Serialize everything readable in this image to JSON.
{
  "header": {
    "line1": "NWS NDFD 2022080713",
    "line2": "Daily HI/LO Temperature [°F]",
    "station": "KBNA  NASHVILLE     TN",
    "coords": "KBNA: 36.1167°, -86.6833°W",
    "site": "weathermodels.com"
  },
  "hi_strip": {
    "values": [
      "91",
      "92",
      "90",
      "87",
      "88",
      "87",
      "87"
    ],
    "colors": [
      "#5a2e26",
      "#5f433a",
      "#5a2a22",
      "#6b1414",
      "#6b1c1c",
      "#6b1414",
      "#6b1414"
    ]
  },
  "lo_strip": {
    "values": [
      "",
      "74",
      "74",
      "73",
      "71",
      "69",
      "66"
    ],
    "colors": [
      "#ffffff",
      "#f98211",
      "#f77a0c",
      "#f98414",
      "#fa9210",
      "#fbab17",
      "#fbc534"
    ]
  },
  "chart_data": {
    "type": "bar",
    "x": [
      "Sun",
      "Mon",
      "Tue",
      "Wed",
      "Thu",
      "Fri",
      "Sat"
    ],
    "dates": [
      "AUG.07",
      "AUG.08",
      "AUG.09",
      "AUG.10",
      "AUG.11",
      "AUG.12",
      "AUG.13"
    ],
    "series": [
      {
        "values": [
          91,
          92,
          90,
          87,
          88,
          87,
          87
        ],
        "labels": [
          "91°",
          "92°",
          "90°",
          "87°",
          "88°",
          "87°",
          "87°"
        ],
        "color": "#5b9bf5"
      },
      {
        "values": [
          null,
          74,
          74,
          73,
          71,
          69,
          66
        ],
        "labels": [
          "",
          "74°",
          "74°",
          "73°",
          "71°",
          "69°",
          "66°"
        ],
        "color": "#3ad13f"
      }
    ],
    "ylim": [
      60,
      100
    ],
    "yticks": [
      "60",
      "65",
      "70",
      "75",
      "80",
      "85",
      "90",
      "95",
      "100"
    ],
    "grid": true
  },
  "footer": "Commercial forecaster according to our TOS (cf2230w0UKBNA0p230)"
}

+---+

◆ What is required
Restate the records, all of them, precisely as written.

◆ Task solution
Serialize everything readable in this image to JSON.
{
  "header": {
    "line1": "NWS NDFD 2022080713",
    "line2": "Daily HI/LO Temperature [°F]",
    "station": "KBNA  NASHVILLE     TN",
    "coords": "KBNA: 36.1167°, -86.6833°W",
    "site": "weathermodels.com"
  },
  "hi_strip": {
    "values": [
      "91",
      "92",
      "90",
      "87",
      "88",
      "87",
      "87"
    ],
    "colors": [
      "#5a2e26",
      "#5f433a",
      "#5a2a22",
      "#6b1414",
      "#6b1c1c",
      "#6b1414",
      "#6b1414"
    ]
  },
  "lo_strip": {
    "values": [
      "",
      "74",
      "74",
      "73",
      "71",
      "69",
      "66"
    ],
    "colors": [
      "#ffffff",
      "#f98211",
      "#f77a0c",
      "#f98414",
      "#fa9210",
      "#fbab17",
      "#fbc534"
    ]
  },
  "chart_data": {
    "type": "bar",
    "x": [
      "Sun",
      "Mon",
      "Tue",
      "Wed",
      "Thu",
      "Fri",
      "Sat"
    ],
    "dates": [
      "AUG.07",
      "AUG.08",
      "AUG.09",
      "AUG.10",
      "AUG.11",
      "AUG.12",
      "AUG.13"
    ],
    "series": [
      {
        "values": [
          91,
          92,
          90,
          87,
          88,
          87,
          87
        ],
        "labels": [
          "91°",
          "92°",
          "90°",
          "87°",
          "88°",
          "87°",
          "87°"
        ],
        "color": "#5b9bf5"
      },
      {
        "values": [
          null,
          74,
          74,
          73,
          71,
          69,
          66
        ],
        "labels": [
          "",
          "74°",
          "74°",
          "73°",
          "71°",
          "69°",
          "66°"
        ],
        "color": "#3ad13f"
      }
    ],
    "ylim": [
      60,
      100
    ],
    "yticks": [
      "60",
      "65",
      "70",
      "75",
      "80",
      "85",
      "90",
      "95",
      "100"
    ],
    "grid": true
  },
  "footer": "Commercial forecaster according to our TOS (cf2230w0UKBNA0p230)"
}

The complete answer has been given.